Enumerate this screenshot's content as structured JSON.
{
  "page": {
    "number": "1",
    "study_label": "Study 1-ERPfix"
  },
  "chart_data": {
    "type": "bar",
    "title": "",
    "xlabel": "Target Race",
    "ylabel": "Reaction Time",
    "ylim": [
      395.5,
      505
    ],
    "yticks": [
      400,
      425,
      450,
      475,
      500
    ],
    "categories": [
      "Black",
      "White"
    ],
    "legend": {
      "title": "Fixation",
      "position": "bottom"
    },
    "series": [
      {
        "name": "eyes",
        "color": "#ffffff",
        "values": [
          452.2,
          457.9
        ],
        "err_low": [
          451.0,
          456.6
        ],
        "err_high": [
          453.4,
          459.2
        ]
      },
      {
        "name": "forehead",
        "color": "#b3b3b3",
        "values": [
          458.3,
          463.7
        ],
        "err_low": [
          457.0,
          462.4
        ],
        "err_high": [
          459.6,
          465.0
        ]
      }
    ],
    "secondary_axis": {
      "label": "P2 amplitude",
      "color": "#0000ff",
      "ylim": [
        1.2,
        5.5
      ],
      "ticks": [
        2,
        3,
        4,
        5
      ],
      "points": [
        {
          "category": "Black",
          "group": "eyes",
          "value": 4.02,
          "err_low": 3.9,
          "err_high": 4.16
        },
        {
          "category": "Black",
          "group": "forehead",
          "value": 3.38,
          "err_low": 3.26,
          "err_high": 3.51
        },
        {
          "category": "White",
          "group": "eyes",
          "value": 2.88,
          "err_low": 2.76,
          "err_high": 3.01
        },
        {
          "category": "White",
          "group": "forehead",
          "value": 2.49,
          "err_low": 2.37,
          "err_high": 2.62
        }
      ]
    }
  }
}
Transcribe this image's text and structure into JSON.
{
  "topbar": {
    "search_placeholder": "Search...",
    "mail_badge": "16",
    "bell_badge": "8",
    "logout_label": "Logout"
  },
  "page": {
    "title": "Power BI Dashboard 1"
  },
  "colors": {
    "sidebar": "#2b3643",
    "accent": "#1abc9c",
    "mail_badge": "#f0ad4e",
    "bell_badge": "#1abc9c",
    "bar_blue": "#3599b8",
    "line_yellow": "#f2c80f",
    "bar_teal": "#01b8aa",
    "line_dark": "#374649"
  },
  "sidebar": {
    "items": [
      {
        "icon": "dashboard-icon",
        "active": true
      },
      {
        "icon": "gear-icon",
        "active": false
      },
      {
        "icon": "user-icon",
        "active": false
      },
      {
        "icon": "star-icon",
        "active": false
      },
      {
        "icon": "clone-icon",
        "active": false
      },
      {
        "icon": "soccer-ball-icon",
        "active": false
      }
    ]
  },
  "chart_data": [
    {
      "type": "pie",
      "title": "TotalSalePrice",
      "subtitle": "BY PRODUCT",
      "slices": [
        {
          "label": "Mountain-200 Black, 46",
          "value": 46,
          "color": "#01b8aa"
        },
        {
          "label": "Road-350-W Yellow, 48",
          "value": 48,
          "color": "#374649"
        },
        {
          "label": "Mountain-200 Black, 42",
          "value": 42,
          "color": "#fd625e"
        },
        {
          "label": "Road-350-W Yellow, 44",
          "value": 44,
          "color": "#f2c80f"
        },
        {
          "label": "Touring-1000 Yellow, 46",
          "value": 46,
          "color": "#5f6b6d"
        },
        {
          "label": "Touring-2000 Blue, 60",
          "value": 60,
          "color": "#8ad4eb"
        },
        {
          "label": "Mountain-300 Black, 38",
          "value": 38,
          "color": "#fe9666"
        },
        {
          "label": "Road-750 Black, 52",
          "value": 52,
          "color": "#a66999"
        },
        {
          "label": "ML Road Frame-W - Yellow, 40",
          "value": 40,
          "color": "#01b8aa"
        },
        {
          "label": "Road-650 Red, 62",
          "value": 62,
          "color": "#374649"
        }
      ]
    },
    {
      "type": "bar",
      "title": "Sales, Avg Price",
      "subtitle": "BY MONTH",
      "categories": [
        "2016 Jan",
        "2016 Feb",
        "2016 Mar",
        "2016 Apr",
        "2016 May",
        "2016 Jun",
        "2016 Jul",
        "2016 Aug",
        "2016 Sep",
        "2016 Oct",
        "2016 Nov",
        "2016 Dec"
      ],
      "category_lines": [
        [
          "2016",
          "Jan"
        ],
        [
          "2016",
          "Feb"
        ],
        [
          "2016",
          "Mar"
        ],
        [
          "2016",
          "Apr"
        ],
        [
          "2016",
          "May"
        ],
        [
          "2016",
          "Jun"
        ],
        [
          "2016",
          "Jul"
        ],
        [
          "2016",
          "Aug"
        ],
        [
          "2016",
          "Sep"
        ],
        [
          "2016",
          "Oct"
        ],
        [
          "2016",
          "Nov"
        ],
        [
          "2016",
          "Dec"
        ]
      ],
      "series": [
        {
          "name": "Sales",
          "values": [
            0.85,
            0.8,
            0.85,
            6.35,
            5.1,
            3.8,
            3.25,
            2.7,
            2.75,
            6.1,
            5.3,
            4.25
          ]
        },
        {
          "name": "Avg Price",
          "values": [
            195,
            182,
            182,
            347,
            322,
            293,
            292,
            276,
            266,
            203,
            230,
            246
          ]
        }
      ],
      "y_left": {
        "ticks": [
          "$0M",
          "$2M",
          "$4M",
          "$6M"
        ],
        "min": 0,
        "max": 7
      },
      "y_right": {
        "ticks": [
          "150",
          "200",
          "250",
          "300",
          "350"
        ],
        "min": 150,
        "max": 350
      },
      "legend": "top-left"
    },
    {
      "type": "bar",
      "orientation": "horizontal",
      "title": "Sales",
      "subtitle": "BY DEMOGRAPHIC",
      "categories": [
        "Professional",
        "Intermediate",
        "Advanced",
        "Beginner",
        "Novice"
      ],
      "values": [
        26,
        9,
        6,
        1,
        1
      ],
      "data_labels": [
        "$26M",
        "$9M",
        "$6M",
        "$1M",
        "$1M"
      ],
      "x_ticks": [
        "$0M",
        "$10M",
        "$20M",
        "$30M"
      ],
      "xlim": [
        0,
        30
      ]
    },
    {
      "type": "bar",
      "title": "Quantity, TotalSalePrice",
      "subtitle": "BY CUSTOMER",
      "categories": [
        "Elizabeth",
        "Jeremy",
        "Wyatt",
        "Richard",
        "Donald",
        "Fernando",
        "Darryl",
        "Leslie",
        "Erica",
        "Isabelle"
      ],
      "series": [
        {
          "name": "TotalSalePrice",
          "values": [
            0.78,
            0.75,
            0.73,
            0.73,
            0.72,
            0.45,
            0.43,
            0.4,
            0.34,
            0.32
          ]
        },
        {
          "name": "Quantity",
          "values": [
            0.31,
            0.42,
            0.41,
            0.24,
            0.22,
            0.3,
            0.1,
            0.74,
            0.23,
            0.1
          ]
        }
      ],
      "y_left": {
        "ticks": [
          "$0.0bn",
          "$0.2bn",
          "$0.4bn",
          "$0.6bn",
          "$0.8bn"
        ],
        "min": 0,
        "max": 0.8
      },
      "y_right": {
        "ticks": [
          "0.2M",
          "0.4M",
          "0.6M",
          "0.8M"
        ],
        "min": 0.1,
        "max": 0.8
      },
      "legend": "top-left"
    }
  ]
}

* * * * *

WHAT YOU HAVE TO DO:
Transcribe all lines as written.

ANSWER TO THE PROBLEM:
Enumerate this screenshot's content as structured JSON.
{
  "page": {
    "number": "1",
    "study_label": "Study 1-ERPfix"
  },
  "chart_data": {
    "type": "bar",
    "title": "",
    "xlabel": "Target Race",
    "ylabel": "Reaction Time",
    "ylim": [
      395.5,
      505
    ],
    "yticks": [
      400,
      425,
      450,
      475,
      500
    ],
    "categories": [
      "Black",
      "White"
    ],
    "legend": {
      "title": "Fixation",
      "position": "bottom"
    },
    "series": [
      {
        "name": "eyes",
        "color": "#ffffff",
        "values": [
          452.2,
          457.9
        ],
        "err_low": [
          451.0,
          456.6
        ],
        "err_high": [
          453.4,
          459.2
        ]
      },
      {
        "name": "forehead",
        "color": "#b3b3b3",
        "values": [
          458.3,
          463.7
        ],
        "err_low": [
          457.0,
          462.4
        ],
        "err_high": [
          459.6,
          465.0
        ]
      }
    ],
    "secondary_axis": {
      "label": "P2 amplitude",
      "color": "#0000ff",
      "ylim": [
        1.2,
        5.5
      ],
      "ticks": [
        2,
        3,
        4,
        5
      ],
      "points": [
        {
          "category": "Black",
          "group": "eyes",
          "value": 4.02,
          "err_low": 3.9,
          "err_high": 4.16
        },
        {
          "category": "Black",
          "group": "forehead",
          "value": 3.38,
          "err_low": 3.26,
          "err_high": 3.51
        },
        {
          "category": "White",
          "group": "eyes",
          "value": 2.88,
          "err_low": 2.76,
          "err_high": 3.01
        },
        {
          "category": "White",
          "group": "forehead",
          "value": 2.49,
          "err_low": 2.37,
          "err_high": 2.62
        }
      ]
    }
  }
}
Transcribe this image's text and structure into JSON.
{
  "topbar": {
    "search_placeholder": "Search...",
    "mail_badge": "16",
    "bell_badge": "8",
    "logout_label": "Logout"
  },
  "page": {
    "title": "Power BI Dashboard 1"
  },
  "colors": {
    "sidebar": "#2b3643",
    "accent": "#1abc9c",
    "mail_badge": "#f0ad4e",
    "bell_badge": "#1abc9c",
    "bar_blue": "#3599b8",
    "line_yellow": "#f2c80f",
    "bar_teal": "#01b8aa",
    "line_dark": "#374649"
  },
  "sidebar": {
    "items": [
      {
        "icon": "dashboard-icon",
        "active": true
      },
      {
        "icon": "gear-icon",
        "active": false
      },
      {
        "icon": "user-icon",
        "active": false
      },
      {
        "icon": "star-icon",
        "active": false
      },
      {
        "icon": "clone-icon",
        "active": false
      },
      {
        "icon": "soccer-ball-icon",
        "active": false
      }
    ]
  },
  "chart_data": [
    {
      "type": "pie",
      "title": "TotalSalePrice",
      "subtitle": "BY PRODUCT",
      "slices": [
        {
          "label": "Mountain-200 Black, 46",
          "value": 46,
          "color": "#01b8aa"
        },
        {
          "label": "Road-350-W Yellow, 48",
          "value": 48,
          "color": "#374649"
        },
        {
          "label": "Mountain-200 Black, 42",
          "value": 42,
          "color": "#fd625e"
        },
        {
          "label": "Road-350-W Yellow, 44",
          "value": 44,
          "color": "#f2c80f"
        },
        {
          "label": "Touring-1000 Yellow, 46",
          "value": 46,
          "color": "#5f6b6d"
        },
        {
          "label": "Touring-2000 Blue, 60",
          "value": 60,
          "color": "#8ad4eb"
        },
        {
          "label": "Mountain-300 Black, 38",
          "value": 38,
          "color": "#fe9666"
        },
        {
          "label": "Road-750 Black, 52",
          "value": 52,
          "color": "#a66999"
        },
        {
          "label": "ML Road Frame-W - Yellow, 40",
          "value": 40,
          "color": "#01b8aa"
        },
        {
          "label": "Road-650 Red, 62",
          "value": 62,
          "color": "#374649"
        }
      ]
    },
    {
      "type": "bar",
      "title": "Sales, Avg Price",
      "subtitle": "BY MONTH",
      "categories": [
        "2016 Jan",
        "2016 Feb",
        "2016 Mar",
        "2016 Apr",
        "2016 May",
        "2016 Jun",
        "2016 Jul",
        "2016 Aug",
        "2016 Sep",
        "2016 Oct",
        "2016 Nov",
        "2016 Dec"
      ],
      "category_lines": [
        [
          "2016",
          "Jan"
        ],
        [
          "2016",
          "Feb"
        ],
        [
          "2016",
          "Mar"
        ],
        [
          "2016",
          "Apr"
        ],
        [
          "2016",
          "May"
        ],
        [
          "2016",
          "Jun"
        ],
        [
          "2016",
          "Jul"
        ],
        [
          "2016",
          "Aug"
        ],
        [
          "2016",
          "Sep"
        ],
        [
          "2016",
          "Oct"
        ],
        [
          "2016",
          "Nov"
        ],
        [
          "2016",
          "Dec"
        ]
      ],
      "series": [
        {
          "name": "Sales",
          "values": [
            0.85,
            0.8,
            0.85,
            6.35,
            5.1,
            3.8,
            3.25,
            2.7,
            2.75,
            6.1,
            5.3,
            4.25
          ]
        },
        {
          "name": "Avg Price",
          "values": [
            195,
            182,
            182,
            347,
            322,
            293,
            292,
            276,
            266,
            203,
            230,
            246
          ]
        }
      ],
      "y_left": {
        "ticks": [
          "$0M",
          "$2M",
          "$4M",
          "$6M"
        ],
        "min": 0,
        "max": 7
      },
      "y_right": {
        "ticks": [
          "150",
          "200",
          "250",
          "300",
          "350"
        ],
        "min": 150,
        "max": 350
      },
      "legend": "top-left"
    },
    {
      "type": "bar",
      "orientation": "horizontal",
      "title": "Sales",
      "subtitle": "BY DEMOGRAPHIC",
      "categories": [
        "Professional",
        "Intermediate",
        "Advanced",
        "Beginner",
        "Novice"
      ],
      "values": [
        26,
        9,
        6,
        1,
        1
      ],
      "data_labels": [
        "$26M",
        "$9M",
        "$6M",
        "$1M",
        "$1M"
      ],
      "x_ticks": [
        "$0M",
        "$10M",
        "$20M",
        "$30M"
      ],
      "xlim": [
        0,
        30
      ]
    },
    {
      "type": "bar",
      "title": "Quantity, TotalSalePrice",
      "subtitle": "BY CUSTOMER",
      "categories": [
        "Elizabeth",
        "Jeremy",
        "Wyatt",
        "Richard",
        "Donald",
        "Fernando",
        "Darryl",
        "Leslie",
        "Erica",
        "Isabelle"
      ],
      "series": [
        {
          "name": "TotalSalePrice",
          "values": [
            0.78,
            0.75,
            0.73,
            0.73,
            0.72,
            0.45,
            0.43,
            0.4,
            0.34,
            0.32
          ]
        },
        {
          "name": "Quantity",
          "values": [
            0.31,
            0.42,
            0.41,
            0.24,
            0.22,
            0.3,
            0.1,
            0.74,
            0.23,
            0.1
          ]
        }
      ],
      "y_left": {
        "ticks": [
          "$0.0bn",
          "$0.2bn",
          "$0.4bn",
          "$0.6bn",
          "$0.8bn"
        ],
        "min": 0,
        "max": 0.8
      },
      "y_right": {
        "ticks": [
          "0.2M",
          "0.4M",
          "0.6M",
          "0.8M"
        ],
        "min": 0.1,
        "max": 0.8
      },
      "legend": "top-left"
    }
  ]
}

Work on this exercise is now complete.